▶ **WHAT IS EXPECTED**:
Keep only the lines of the data below that contain "Local", and copy them.
+++
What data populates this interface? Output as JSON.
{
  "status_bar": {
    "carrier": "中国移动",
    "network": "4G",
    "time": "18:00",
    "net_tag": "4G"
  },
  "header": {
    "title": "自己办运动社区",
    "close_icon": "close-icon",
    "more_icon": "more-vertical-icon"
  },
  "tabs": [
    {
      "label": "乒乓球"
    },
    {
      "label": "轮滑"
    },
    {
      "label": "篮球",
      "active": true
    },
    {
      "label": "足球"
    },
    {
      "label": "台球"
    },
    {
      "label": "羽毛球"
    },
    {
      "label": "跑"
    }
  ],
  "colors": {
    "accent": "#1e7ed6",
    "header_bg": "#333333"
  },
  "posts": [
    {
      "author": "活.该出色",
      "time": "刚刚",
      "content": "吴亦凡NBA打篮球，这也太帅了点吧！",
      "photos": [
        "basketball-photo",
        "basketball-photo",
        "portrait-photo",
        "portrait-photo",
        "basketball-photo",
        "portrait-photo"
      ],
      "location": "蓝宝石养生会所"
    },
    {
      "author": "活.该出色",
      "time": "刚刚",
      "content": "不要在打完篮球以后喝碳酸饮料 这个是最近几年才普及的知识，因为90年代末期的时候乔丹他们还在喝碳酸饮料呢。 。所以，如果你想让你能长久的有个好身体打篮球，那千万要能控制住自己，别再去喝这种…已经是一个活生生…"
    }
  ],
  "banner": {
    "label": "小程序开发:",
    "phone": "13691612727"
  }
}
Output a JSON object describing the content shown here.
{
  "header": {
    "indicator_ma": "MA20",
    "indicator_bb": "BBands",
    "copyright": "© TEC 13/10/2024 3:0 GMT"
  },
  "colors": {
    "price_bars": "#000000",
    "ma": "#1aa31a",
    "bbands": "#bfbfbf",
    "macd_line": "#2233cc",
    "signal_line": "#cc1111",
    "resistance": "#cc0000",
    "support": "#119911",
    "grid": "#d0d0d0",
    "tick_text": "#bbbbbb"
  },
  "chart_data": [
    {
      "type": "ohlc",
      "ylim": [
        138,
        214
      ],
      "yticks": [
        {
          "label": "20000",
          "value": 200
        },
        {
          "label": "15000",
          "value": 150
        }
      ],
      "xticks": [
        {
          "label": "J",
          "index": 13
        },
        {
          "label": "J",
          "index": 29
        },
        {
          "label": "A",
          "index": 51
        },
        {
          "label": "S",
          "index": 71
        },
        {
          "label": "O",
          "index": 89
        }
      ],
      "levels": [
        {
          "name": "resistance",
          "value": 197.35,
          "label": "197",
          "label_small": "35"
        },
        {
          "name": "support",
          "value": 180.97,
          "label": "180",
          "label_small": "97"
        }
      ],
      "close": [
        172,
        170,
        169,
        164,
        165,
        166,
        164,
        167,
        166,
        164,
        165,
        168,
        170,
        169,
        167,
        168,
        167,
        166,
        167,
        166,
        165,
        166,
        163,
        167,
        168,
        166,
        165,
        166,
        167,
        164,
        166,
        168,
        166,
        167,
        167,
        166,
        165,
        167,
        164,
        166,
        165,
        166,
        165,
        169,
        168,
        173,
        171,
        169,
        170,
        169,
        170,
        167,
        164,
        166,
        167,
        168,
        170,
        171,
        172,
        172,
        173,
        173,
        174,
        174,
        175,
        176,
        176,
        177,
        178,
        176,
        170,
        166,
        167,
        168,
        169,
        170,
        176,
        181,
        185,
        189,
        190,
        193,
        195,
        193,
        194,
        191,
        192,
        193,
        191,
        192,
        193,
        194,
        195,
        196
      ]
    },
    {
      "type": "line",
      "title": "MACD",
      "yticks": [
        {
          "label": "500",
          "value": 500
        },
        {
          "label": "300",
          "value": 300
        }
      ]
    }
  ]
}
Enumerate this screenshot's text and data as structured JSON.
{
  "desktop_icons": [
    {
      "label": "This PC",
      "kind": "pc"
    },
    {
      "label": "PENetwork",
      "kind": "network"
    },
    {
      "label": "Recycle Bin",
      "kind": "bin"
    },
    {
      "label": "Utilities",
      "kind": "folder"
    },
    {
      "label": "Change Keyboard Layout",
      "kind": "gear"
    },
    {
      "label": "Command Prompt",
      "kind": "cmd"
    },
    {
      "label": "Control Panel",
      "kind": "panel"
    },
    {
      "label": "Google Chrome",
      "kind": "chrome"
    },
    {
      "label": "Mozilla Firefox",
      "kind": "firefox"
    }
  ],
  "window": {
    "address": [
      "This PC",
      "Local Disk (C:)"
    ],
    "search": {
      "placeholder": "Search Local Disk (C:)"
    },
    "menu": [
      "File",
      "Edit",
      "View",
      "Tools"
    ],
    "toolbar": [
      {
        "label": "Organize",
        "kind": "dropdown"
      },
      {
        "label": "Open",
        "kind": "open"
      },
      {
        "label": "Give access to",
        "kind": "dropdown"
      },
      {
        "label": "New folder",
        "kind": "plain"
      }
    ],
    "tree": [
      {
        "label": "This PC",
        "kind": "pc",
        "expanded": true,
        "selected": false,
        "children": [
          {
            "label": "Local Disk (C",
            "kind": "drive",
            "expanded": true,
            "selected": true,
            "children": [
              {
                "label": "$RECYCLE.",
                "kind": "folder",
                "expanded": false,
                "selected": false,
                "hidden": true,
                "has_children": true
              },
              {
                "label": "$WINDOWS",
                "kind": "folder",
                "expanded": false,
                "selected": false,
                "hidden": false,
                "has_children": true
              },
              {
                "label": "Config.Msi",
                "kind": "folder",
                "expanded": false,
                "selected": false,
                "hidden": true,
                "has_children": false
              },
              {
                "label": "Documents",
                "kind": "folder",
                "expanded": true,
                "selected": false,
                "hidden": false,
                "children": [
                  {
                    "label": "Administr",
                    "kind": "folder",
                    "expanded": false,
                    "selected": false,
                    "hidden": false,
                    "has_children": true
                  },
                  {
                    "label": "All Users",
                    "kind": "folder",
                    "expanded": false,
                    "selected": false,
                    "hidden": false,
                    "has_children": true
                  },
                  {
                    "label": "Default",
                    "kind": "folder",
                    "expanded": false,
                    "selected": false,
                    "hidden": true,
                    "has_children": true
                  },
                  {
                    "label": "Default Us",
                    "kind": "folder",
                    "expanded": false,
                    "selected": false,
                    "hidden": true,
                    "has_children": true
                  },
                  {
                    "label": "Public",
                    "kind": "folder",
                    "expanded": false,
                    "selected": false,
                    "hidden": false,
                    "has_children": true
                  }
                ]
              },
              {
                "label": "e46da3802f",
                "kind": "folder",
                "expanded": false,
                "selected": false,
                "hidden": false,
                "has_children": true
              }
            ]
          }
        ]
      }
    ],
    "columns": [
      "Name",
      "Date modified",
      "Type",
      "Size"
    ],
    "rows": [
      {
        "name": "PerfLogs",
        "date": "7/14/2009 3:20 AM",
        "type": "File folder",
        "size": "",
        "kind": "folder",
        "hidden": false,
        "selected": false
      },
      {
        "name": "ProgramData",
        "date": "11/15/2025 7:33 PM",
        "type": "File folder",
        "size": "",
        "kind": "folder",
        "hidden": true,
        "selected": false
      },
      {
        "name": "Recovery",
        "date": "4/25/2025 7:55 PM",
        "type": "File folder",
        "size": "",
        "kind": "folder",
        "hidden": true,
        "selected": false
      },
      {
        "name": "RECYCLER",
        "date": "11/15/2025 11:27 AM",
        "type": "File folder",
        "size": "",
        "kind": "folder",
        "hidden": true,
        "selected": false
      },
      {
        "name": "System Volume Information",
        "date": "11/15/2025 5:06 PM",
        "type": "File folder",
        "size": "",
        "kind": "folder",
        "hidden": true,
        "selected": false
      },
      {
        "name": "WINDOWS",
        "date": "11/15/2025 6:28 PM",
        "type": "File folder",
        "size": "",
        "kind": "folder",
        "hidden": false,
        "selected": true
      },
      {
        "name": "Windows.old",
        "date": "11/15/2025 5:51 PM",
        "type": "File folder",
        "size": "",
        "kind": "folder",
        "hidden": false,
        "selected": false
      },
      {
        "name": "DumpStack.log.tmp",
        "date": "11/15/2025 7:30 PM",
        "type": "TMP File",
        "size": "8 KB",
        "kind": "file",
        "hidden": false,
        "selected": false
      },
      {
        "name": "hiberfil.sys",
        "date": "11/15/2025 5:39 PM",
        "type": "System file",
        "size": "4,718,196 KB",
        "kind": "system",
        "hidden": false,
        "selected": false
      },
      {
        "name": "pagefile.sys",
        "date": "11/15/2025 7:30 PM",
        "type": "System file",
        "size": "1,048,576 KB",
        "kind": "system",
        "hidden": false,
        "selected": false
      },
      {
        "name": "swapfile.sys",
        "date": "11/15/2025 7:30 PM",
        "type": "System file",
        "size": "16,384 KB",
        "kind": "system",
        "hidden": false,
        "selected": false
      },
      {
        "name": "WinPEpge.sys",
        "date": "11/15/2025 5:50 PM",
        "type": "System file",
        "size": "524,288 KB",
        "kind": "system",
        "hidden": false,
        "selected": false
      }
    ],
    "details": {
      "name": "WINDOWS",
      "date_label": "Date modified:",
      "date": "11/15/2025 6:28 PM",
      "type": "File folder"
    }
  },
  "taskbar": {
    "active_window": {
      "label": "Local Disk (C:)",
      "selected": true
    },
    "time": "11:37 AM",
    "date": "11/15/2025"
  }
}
+++
▶ **TASK RESULT**:
      "Local Disk (C:)"
      "placeholder": "Search Local Disk (C:)"
            "label": "Local Disk (C",
      "label": "Local Disk (C:)",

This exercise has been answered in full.